Short exercise
The records that follow should be retyped word for word.

Exercise inputs

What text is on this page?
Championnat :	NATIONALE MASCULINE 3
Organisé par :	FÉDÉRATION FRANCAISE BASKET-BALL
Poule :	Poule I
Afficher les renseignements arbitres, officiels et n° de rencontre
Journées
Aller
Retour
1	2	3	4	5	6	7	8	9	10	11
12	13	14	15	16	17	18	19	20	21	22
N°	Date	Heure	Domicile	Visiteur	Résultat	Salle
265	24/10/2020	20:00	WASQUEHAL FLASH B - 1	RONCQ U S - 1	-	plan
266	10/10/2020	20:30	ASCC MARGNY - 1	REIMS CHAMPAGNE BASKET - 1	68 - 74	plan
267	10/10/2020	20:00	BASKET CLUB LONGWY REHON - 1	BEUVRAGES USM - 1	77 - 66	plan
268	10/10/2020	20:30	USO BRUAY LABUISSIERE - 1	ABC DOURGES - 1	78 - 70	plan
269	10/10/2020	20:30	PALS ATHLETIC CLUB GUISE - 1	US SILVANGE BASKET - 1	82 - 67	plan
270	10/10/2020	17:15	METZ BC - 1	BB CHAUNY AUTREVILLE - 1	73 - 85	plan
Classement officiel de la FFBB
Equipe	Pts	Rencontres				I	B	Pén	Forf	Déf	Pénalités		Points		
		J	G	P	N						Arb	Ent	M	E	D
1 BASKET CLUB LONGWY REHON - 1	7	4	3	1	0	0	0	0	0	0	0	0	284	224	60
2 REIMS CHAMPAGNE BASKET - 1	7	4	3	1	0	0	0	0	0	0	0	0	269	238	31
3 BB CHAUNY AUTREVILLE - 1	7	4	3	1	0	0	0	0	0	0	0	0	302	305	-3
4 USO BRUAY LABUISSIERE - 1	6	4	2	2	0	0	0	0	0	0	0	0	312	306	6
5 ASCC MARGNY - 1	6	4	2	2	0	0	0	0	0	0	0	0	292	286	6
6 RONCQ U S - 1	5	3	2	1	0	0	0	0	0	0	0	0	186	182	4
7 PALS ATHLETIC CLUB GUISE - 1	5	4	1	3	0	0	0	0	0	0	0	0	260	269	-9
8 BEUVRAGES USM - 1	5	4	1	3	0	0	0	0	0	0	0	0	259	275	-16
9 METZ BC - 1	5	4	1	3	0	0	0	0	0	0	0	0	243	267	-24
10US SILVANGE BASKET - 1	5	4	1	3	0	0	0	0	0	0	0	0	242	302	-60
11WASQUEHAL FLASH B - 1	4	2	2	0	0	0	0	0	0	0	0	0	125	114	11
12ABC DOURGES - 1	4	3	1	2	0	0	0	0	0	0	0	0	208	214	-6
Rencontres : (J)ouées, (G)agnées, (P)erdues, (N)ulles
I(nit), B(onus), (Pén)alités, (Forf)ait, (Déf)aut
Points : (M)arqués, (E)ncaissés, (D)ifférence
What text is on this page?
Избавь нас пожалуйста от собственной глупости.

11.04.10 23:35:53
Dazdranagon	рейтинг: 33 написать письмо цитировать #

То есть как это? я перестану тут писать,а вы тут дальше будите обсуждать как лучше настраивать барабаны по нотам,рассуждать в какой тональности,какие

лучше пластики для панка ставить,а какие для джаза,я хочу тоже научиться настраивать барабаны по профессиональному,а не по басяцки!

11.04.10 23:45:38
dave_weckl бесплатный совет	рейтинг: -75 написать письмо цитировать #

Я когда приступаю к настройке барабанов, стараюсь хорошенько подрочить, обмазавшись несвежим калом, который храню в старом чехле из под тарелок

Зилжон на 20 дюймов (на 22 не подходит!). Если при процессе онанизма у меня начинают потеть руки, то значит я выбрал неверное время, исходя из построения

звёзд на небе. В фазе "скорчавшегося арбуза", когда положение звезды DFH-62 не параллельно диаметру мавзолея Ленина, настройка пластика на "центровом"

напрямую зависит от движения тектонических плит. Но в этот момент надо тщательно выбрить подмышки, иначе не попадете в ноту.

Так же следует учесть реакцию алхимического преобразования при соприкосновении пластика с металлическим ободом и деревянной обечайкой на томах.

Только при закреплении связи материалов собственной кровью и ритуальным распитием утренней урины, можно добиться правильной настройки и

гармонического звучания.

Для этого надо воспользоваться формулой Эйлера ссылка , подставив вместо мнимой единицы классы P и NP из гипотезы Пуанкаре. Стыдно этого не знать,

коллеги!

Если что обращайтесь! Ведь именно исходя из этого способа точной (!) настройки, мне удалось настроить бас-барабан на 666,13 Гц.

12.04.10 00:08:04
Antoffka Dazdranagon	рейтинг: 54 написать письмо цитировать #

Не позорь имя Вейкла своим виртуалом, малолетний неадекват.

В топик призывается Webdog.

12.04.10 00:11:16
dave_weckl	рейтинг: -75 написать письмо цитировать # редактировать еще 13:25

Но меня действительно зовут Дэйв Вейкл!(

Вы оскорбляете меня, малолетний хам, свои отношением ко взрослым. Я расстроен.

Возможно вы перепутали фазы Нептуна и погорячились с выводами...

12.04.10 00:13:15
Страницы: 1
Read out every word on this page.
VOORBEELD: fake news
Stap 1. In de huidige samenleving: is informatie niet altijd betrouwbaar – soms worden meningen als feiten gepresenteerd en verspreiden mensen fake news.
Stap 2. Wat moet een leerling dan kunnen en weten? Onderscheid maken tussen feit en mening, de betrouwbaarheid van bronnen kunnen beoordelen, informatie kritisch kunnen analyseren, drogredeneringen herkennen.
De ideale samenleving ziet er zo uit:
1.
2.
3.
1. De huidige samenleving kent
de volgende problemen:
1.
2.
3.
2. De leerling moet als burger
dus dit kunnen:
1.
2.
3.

Response to this exercise
What text is on this page?
Championnat :	NATIONALE MASCULINE 3
Organisé par :	FÉDÉRATION FRANCAISE BASKET-BALL
Poule :	Poule I
Afficher les renseignements arbitres, officiels et n° de rencontre
Journées
Aller
Retour
1	2	3	4	5	6	7	8	9	10	11
12	13	14	15	16	17	18	19	20	21	22
N°	Date	Heure	Domicile	Visiteur	Résultat	Salle
265	24/10/2020	20:00	WASQUEHAL FLASH B - 1	RONCQ U S - 1	-	plan
266	10/10/2020	20:30	ASCC MARGNY - 1	REIMS CHAMPAGNE BASKET - 1	68 - 74	plan
267	10/10/2020	20:00	BASKET CLUB LONGWY REHON - 1	BEUVRAGES USM - 1	77 - 66	plan
268	10/10/2020	20:30	USO BRUAY LABUISSIERE - 1	ABC DOURGES - 1	78 - 70	plan
269	10/10/2020	20:30	PALS ATHLETIC CLUB GUISE - 1	US SILVANGE BASKET - 1	82 - 67	plan
270	10/10/2020	17:15	METZ BC - 1	BB CHAUNY AUTREVILLE - 1	73 - 85	plan
Classement officiel de la FFBB
Equipe	Pts	Rencontres				I	B	Pén	Forf	Déf	Pénalités		Points		
		J	G	P	N						Arb	Ent	M	E	D
1 BASKET CLUB LONGWY REHON - 1	7	4	3	1	0	0	0	0	0	0	0	0	284	224	60
2 REIMS CHAMPAGNE BASKET - 1	7	4	3	1	0	0	0	0	0	0	0	0	269	238	31
3 BB CHAUNY AUTREVILLE - 1	7	4	3	1	0	0	0	0	0	0	0	0	302	305	-3
4 USO BRUAY LABUISSIERE - 1	6	4	2	2	0	0	0	0	0	0	0	0	312	306	6
5 ASCC MARGNY - 1	6	4	2	2	0	0	0	0	0	0	0	0	292	286	6
6 RONCQ U S - 1	5	3	2	1	0	0	0	0	0	0	0	0	186	182	4
7 PALS ATHLETIC CLUB GUISE - 1	5	4	1	3	0	0	0	0	0	0	0	0	260	269	-9
8 BEUVRAGES USM - 1	5	4	1	3	0	0	0	0	0	0	0	0	259	275	-16
9 METZ BC - 1	5	4	1	3	0	0	0	0	0	0	0	0	243	267	-24
10US SILVANGE BASKET - 1	5	4	1	3	0	0	0	0	0	0	0	0	242	302	-60
11WASQUEHAL FLASH B - 1	4	2	2	0	0	0	0	0	0	0	0	0	125	114	11
12ABC DOURGES - 1	4	3	1	2	0	0	0	0	0	0	0	0	208	214	-6
Rencontres : (J)ouées, (G)agnées, (P)erdues, (N)ulles
I(nit), B(onus), (Pén)alités, (Forf)ait, (Déf)aut
Points : (M)arqués, (E)ncaissés, (D)ifférence
What text is on this page?
Избавь нас пожалуйста от собственной глупости.

11.04.10 23:35:53
Dazdranagon	рейтинг: 33 написать письмо цитировать #

То есть как это? я перестану тут писать,а вы тут дальше будите обсуждать как лучше настраивать барабаны по нотам,рассуждать в какой тональности,какие

лучше пластики для панка ставить,а какие для джаза,я хочу тоже научиться настраивать барабаны по профессиональному,а не по басяцки!

11.04.10 23:45:38
dave_weckl бесплатный совет	рейтинг: -75 написать письмо цитировать #

Я когда приступаю к настройке барабанов, стараюсь хорошенько подрочить, обмазавшись несвежим калом, который храню в старом чехле из под тарелок

Зилжон на 20 дюймов (на 22 не подходит!). Если при процессе онанизма у меня начинают потеть руки, то значит я выбрал неверное время, исходя из построения

звёзд на небе. В фазе "скорчавшегося арбуза", когда положение звезды DFH-62 не параллельно диаметру мавзолея Ленина, настройка пластика на "центровом"

напрямую зависит от движения тектонических плит. Но в этот момент надо тщательно выбрить подмышки, иначе не попадете в ноту.

Так же следует учесть реакцию алхимического преобразования при соприкосновении пластика с металлическим ободом и деревянной обечайкой на томах.

Только при закреплении связи материалов собственной кровью и ритуальным распитием утренней урины, можно добиться правильной настройки и

гармонического звучания.

Для этого надо воспользоваться формулой Эйлера ссылка , подставив вместо мнимой единицы классы P и NP из гипотезы Пуанкаре. Стыдно этого не знать,

коллеги!

Если что обращайтесь! Ведь именно исходя из этого способа точной (!) настройки, мне удалось настроить бас-барабан на 666,13 Гц.

12.04.10 00:08:04
Antoffka Dazdranagon	рейтинг: 54 написать письмо цитировать #

Не позорь имя Вейкла своим виртуалом, малолетний неадекват.

В топик призывается Webdog.

12.04.10 00:11:16
dave_weckl	рейтинг: -75 написать письмо цитировать # редактировать еще 13:25

Но меня действительно зовут Дэйв Вейкл!(

Вы оскорбляете меня, малолетний хам, свои отношением ко взрослым. Я расстроен.

Возможно вы перепутали фазы Нептуна и погорячились с выводами...

12.04.10 00:13:15
Страницы: 1
Read out every word on this page.
VOORBEELD: fake news
Stap 1. In de huidige samenleving: is informatie niet altijd betrouwbaar – soms worden meningen als feiten gepresenteerd en verspreiden mensen fake news.
Stap 2. Wat moet een leerling dan kunnen en weten? Onderscheid maken tussen feit en mening, de betrouwbaarheid van bronnen kunnen beoordelen, informatie kritisch kunnen analyseren, drogredeneringen herkennen.
De ideale samenleving ziet er zo uit:
1.
2.
3.
1. De huidige samenleving kent
de volgende problemen:
1.
2.
3.
2. De leerling moet als burger
dus dit kunnen:
1.
2.
3.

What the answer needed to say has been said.